- Prompt: Filter the listing below, copying every line in which the word "الترشح" appears.

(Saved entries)
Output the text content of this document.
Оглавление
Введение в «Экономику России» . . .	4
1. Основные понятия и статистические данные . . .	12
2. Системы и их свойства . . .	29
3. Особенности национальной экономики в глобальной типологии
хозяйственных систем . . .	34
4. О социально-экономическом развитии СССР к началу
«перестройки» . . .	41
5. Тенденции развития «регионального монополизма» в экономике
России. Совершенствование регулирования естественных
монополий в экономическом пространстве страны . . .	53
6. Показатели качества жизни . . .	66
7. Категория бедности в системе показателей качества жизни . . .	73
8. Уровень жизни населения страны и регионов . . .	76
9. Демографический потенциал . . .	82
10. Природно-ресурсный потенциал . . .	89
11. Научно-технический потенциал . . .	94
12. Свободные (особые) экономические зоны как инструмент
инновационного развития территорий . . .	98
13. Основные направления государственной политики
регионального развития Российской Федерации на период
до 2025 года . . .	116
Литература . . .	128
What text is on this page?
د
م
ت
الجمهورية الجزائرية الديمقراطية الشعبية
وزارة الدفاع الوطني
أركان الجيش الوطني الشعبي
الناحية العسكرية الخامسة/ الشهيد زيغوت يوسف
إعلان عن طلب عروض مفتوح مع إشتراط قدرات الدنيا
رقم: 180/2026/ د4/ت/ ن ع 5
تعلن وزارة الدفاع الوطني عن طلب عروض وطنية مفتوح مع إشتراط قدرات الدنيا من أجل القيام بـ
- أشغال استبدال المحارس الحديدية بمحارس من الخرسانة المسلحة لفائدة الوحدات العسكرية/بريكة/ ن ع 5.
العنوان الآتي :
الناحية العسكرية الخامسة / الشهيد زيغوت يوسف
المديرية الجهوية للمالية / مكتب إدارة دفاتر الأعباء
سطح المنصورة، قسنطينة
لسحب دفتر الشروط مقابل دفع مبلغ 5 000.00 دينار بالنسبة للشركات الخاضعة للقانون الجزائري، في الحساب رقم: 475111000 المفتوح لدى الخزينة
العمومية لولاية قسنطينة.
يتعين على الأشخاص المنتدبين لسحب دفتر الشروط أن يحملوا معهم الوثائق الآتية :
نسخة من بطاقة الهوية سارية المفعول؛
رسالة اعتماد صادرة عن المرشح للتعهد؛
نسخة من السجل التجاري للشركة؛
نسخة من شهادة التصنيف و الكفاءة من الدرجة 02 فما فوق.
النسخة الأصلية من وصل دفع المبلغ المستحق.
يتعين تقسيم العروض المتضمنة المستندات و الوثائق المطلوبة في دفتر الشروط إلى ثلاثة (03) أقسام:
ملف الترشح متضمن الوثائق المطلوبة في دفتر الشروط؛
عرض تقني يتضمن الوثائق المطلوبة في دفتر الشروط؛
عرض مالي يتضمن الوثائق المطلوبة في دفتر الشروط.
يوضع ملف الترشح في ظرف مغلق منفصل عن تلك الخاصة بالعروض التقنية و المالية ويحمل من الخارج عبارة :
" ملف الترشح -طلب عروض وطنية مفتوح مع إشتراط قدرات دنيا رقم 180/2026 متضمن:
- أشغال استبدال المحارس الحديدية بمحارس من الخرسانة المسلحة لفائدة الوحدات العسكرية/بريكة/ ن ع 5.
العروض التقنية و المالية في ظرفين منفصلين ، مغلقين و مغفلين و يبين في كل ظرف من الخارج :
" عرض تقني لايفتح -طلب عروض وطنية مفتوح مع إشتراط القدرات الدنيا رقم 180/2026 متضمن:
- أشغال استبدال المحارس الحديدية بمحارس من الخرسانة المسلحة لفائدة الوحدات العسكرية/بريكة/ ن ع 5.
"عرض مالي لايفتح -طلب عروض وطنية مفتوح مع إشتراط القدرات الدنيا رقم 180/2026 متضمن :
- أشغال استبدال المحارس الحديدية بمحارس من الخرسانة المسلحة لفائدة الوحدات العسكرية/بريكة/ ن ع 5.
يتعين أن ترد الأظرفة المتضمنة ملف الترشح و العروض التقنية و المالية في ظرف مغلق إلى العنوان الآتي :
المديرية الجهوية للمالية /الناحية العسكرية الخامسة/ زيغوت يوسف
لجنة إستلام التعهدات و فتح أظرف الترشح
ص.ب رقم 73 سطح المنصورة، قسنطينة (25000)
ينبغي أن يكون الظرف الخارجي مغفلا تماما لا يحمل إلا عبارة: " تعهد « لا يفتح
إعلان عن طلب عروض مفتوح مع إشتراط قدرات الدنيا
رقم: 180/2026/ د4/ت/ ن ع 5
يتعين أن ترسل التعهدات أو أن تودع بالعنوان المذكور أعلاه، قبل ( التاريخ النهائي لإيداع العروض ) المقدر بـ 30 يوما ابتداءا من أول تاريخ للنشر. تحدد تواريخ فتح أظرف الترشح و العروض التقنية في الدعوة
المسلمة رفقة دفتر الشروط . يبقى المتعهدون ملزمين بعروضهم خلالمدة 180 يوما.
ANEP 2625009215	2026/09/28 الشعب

- Full response:
ملف الترشح متضمن الوثائق المطلوبة في دفتر الشروط؛
يوضع ملف الترشح في ظرف مغلق منفصل عن تلك الخاصة بالعروض التقنية و المالية ويحمل من الخارج عبارة :
" ملف الترشح -طلب عروض وطنية مفتوح مع إشتراط قدرات دنيا رقم 180/2026 متضمن:
يتعين أن ترد الأظرفة المتضمنة ملف الترشح و العروض التقنية و المالية في ظرف مغلق إلى العنوان الآتي :
لجنة إستلام التعهدات و فتح أظرف الترشح
يتعين أن ترسل التعهدات أو أن تودع بالعنوان المذكور أعلاه، قبل ( التاريخ النهائي لإيداع العروض ) المقدر بـ 30 يوما ابتداءا من أول تاريخ للنشر. تحدد تواريخ فتح أظرف الترشح و العروض التقنية في الدعوة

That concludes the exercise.